** Start of EXTRACTED ENTRIES **

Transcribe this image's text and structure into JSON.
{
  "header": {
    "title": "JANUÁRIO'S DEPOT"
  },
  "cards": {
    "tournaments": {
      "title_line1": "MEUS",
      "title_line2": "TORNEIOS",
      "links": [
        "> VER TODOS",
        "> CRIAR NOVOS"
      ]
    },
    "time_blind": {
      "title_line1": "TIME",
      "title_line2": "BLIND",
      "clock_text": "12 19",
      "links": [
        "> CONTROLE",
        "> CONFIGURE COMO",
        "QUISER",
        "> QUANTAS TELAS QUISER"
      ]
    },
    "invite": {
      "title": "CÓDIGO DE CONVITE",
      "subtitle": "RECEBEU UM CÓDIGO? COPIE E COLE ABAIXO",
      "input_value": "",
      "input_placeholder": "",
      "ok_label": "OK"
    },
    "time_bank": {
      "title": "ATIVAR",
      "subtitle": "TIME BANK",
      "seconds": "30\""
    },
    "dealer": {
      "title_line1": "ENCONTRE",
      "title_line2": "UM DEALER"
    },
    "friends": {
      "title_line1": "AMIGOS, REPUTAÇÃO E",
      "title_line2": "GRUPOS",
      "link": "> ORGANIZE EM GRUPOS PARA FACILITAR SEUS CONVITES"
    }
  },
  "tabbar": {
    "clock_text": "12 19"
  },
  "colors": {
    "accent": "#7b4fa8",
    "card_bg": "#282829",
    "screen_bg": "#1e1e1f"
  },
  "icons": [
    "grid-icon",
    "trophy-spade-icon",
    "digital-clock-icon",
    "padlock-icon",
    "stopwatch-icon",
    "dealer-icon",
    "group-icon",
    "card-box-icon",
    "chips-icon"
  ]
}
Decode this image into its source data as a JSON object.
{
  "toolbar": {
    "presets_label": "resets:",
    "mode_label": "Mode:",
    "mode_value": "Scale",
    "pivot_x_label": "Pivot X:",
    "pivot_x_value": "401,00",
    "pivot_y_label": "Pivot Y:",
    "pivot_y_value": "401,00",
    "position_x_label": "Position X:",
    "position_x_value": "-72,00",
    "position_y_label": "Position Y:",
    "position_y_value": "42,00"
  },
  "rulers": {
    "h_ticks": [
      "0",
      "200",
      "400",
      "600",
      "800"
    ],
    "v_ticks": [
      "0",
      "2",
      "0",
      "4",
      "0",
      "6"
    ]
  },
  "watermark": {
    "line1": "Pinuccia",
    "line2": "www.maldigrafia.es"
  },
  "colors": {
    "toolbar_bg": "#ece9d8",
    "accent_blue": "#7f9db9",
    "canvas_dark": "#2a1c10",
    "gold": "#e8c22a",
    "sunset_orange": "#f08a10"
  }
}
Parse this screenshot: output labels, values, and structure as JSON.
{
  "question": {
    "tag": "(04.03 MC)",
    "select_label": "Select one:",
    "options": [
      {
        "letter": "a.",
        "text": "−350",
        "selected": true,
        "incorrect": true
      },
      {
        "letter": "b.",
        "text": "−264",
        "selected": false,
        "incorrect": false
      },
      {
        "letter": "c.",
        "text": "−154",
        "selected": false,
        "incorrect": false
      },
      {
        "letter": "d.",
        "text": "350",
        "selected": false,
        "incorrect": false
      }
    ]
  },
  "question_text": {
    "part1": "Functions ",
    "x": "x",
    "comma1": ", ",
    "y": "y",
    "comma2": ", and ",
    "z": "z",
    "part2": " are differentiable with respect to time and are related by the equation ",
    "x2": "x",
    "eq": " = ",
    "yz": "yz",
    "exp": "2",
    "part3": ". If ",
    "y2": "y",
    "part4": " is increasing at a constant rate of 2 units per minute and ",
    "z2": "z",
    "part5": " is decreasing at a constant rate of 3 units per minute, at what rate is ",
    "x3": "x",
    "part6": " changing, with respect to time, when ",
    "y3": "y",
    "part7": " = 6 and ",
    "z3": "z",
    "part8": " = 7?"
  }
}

** End of EXTRACTED ENTRIES **

- _AIM_
Select the lines from the entries that include the word "minute".

- _RESULT FOR THIS EXERCISE_
    "part4": " is increasing at a constant rate of 2 units per minute and ",
    "part5": " is decreasing at a constant rate of 3 units per minute, at what rate is ",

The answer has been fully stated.